* SHORT PROBLEM *
Omit any picture, and return the remaining data exactly as written.

◇ ◇ ◇ ◇

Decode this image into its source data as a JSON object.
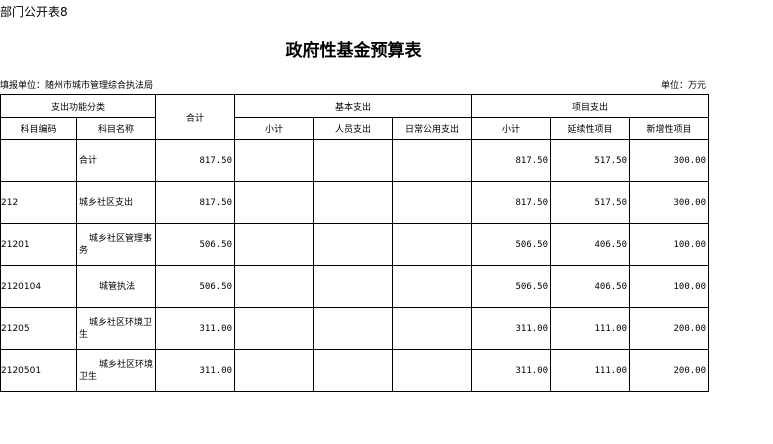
{
  "doc_label": "部门公开表8",
  "title": "政府性基金预算表",
  "filing_unit": "填报单位：随州市城市管理综合执法局",
  "unit": "单位：万元",
  "headers": {
    "category": "支出功能分类",
    "total": "合计",
    "basic": "基本支出",
    "project": "项目支出",
    "code": "科目编码",
    "name": "科目名称",
    "basic_subtotal": "小计",
    "personnel": "人员支出",
    "daily_public": "日常公用支出",
    "project_subtotal": "小计",
    "continuing": "延续性项目",
    "new": "新增性项目"
  },
  "rows": [
    {
      "code": "",
      "name": "合计",
      "total": "817.50",
      "basic_subtotal": "",
      "personnel": "",
      "daily_public": "",
      "project_subtotal": "817.50",
      "continuing": "517.50",
      "new": "300.00"
    },
    {
      "code": "212",
      "name": "城乡社区支出",
      "total": "817.50",
      "basic_subtotal": "",
      "personnel": "",
      "daily_public": "",
      "project_subtotal": "817.50",
      "continuing": "517.50",
      "new": "300.00"
    },
    {
      "code": "21201",
      "name": "城乡社区管理事务",
      "total": "506.50",
      "basic_subtotal": "",
      "personnel": "",
      "daily_public": "",
      "project_subtotal": "506.50",
      "continuing": "406.50",
      "new": "100.00"
    },
    {
      "code": "2120104",
      "name": "城管执法",
      "total": "506.50",
      "basic_subtotal": "",
      "personnel": "",
      "daily_public": "",
      "project_subtotal": "506.50",
      "continuing": "406.50",
      "new": "100.00"
    },
    {
      "code": "21205",
      "name": "城乡社区环境卫生",
      "total": "311.00",
      "basic_subtotal": "",
      "personnel": "",
      "daily_public": "",
      "project_subtotal": "311.00",
      "continuing": "111.00",
      "new": "200.00"
    },
    {
      "code": "2120501",
      "name": "城乡社区环境卫生",
      "total": "311.00",
      "basic_subtotal": "",
      "personnel": "",
      "daily_public": "",
      "project_subtotal": "311.00",
      "continuing": "111.00",
      "new": "200.00"
    }
  ]
}
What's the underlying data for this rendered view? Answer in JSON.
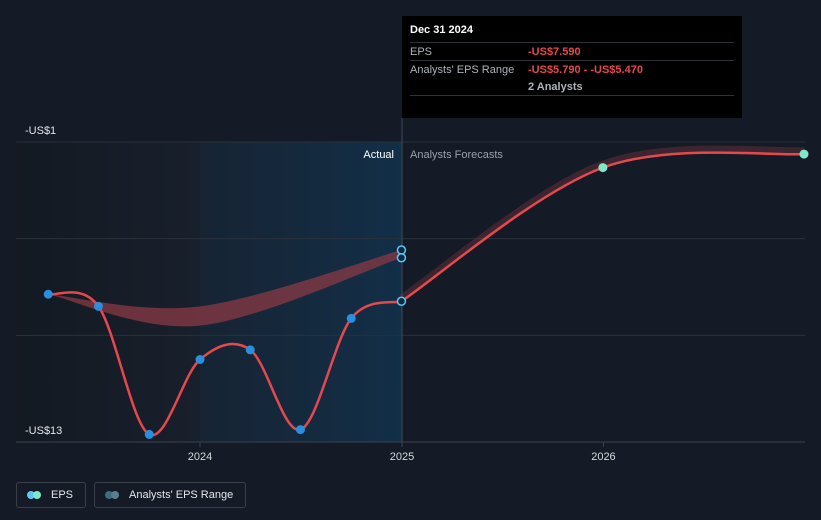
{
  "chart_data": {
    "type": "line",
    "y_axis": {
      "top_label": "-US$1",
      "bottom_label": "-US$13",
      "min": -13,
      "max": -1
    },
    "x_axis": {
      "ticks": [
        "2024",
        "2025",
        "2026"
      ]
    },
    "sections": {
      "actual": "Actual",
      "forecast": "Analysts Forecasts"
    },
    "series": [
      {
        "name": "EPS",
        "color": "#e5484d",
        "points": [
          {
            "x": "2023-04-01",
            "y": -7.3
          },
          {
            "x": "2023-07-01",
            "y": -7.8
          },
          {
            "x": "2023-10-01",
            "y": -13.1
          },
          {
            "x": "2024-01-01",
            "y": -10.0
          },
          {
            "x": "2024-04-01",
            "y": -9.6
          },
          {
            "x": "2024-07-01",
            "y": -12.9
          },
          {
            "x": "2024-10-01",
            "y": -8.3
          },
          {
            "x": "2024-12-31",
            "y": -7.59
          }
        ]
      },
      {
        "name": "EPS forecast",
        "color": "#e5484d",
        "points": [
          {
            "x": "2024-12-31",
            "y": -7.59
          },
          {
            "x": "2025-12-31",
            "y": -2.06
          },
          {
            "x": "2026-12-31",
            "y": -1.5
          }
        ]
      }
    ],
    "analysts_eps_range": {
      "name": "Analysts' EPS Range",
      "color": "#8a3a44",
      "points": [
        {
          "x": "2023-04-01",
          "low": -7.3,
          "high": -7.3
        },
        {
          "x": "2024-01-01",
          "low": -8.6,
          "high": -7.8
        },
        {
          "x": "2024-12-31",
          "low": -5.79,
          "high": -5.47
        }
      ]
    },
    "range_markers": [
      {
        "x": "2024-12-31",
        "y": -5.47
      },
      {
        "x": "2024-12-31",
        "y": -5.79
      }
    ]
  },
  "tooltip": {
    "date": "Dec 31 2024",
    "eps_label": "EPS",
    "eps_value": "-US$7.590",
    "range_label": "Analysts' EPS Range",
    "range_value": "-US$5.790 - -US$5.470",
    "analysts": "2 Analysts"
  },
  "legend": {
    "eps_label": "EPS",
    "range_label": "Analysts' EPS Range",
    "eps_color": "#5cc8f2",
    "range_color": "#3d6b80"
  }
}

◇ ◇ ◇ ◇

* THE RESPONSE *
Decode this image into its source data as a JSON object.
{
  "doc_label": "部门公开表8",
  "title": "政府性基金预算表",
  "filing_unit": "填报单位：随州市城市管理综合执法局",
  "unit": "单位：万元",
  "headers": {
    "category": "支出功能分类",
    "total": "合计",
    "basic": "基本支出",
    "project": "项目支出",
    "code": "科目编码",
    "name": "科目名称",
    "basic_subtotal": "小计",
    "personnel": "人员支出",
    "daily_public": "日常公用支出",
    "project_subtotal": "小计",
    "continuing": "延续性项目",
    "new": "新增性项目"
  },
  "rows": [
    {
      "code": "",
      "name": "合计",
      "total": "817.50",
      "basic_subtotal": "",
      "personnel": "",
      "daily_public": "",
      "project_subtotal": "817.50",
      "continuing": "517.50",
      "new": "300.00"
    },
    {
      "code": "212",
      "name": "城乡社区支出",
      "total": "817.50",
      "basic_subtotal": "",
      "personnel": "",
      "daily_public": "",
      "project_subtotal": "817.50",
      "continuing": "517.50",
      "new": "300.00"
    },
    {
      "code": "21201",
      "name": "城乡社区管理事务",
      "total": "506.50",
      "basic_subtotal": "",
      "personnel": "",
      "daily_public": "",
      "project_subtotal": "506.50",
      "continuing": "406.50",
      "new": "100.00"
    },
    {
      "code": "2120104",
      "name": "城管执法",
      "total": "506.50",
      "basic_subtotal": "",
      "personnel": "",
      "daily_public": "",
      "project_subtotal": "506.50",
      "continuing": "406.50",
      "new": "100.00"
    },
    {
      "code": "21205",
      "name": "城乡社区环境卫生",
      "total": "311.00",
      "basic_subtotal": "",
      "personnel": "",
      "daily_public": "",
      "project_subtotal": "311.00",
      "continuing": "111.00",
      "new": "200.00"
    },
    {
      "code": "2120501",
      "name": "城乡社区环境卫生",
      "total": "311.00",
      "basic_subtotal": "",
      "personnel": "",
      "daily_public": "",
      "project_subtotal": "311.00",
      "continuing": "111.00",
      "new": "200.00"
    }
  ]
}
What's the underlying data for this rendered view? Answer in JSON.
{
  "chart_data": {
    "type": "line",
    "y_axis": {
      "top_label": "-US$1",
      "bottom_label": "-US$13",
      "min": -13,
      "max": -1
    },
    "x_axis": {
      "ticks": [
        "2024",
        "2025",
        "2026"
      ]
    },
    "sections": {
      "actual": "Actual",
      "forecast": "Analysts Forecasts"
    },
    "series": [
      {
        "name": "EPS",
        "color": "#e5484d",
        "points": [
          {
            "x": "2023-04-01",
            "y": -7.3
          },
          {
            "x": "2023-07-01",
            "y": -7.8
          },
          {
            "x": "2023-10-01",
            "y": -13.1
          },
          {
            "x": "2024-01-01",
            "y": -10.0
          },
          {
            "x": "2024-04-01",
            "y": -9.6
          },
          {
            "x": "2024-07-01",
            "y": -12.9
          },
          {
            "x": "2024-10-01",
            "y": -8.3
          },
          {
            "x": "2024-12-31",
            "y": -7.59
          }
        ]
      },
      {
        "name": "EPS forecast",
        "color": "#e5484d",
        "points": [
          {
            "x": "2024-12-31",
            "y": -7.59
          },
          {
            "x": "2025-12-31",
            "y": -2.06
          },
          {
            "x": "2026-12-31",
            "y": -1.5
          }
        ]
      }
    ],
    "analysts_eps_range": {
      "name": "Analysts' EPS Range",
      "color": "#8a3a44",
      "points": [
        {
          "x": "2023-04-01",
          "low": -7.3,
          "high": -7.3
        },
        {
          "x": "2024-01-01",
          "low": -8.6,
          "high": -7.8
        },
        {
          "x": "2024-12-31",
          "low": -5.79,
          "high": -5.47
        }
      ]
    },
    "range_markers": [
      {
        "x": "2024-12-31",
        "y": -5.47
      },
      {
        "x": "2024-12-31",
        "y": -5.79
      }
    ]
  },
  "tooltip": {
    "date": "Dec 31 2024",
    "eps_label": "EPS",
    "eps_value": "-US$7.590",
    "range_label": "Analysts' EPS Range",
    "range_value": "-US$5.790 - -US$5.470",
    "analysts": "2 Analysts"
  },
  "legend": {
    "eps_label": "EPS",
    "range_label": "Analysts' EPS Range",
    "eps_color": "#5cc8f2",
    "range_color": "#3d6b80"
  }
}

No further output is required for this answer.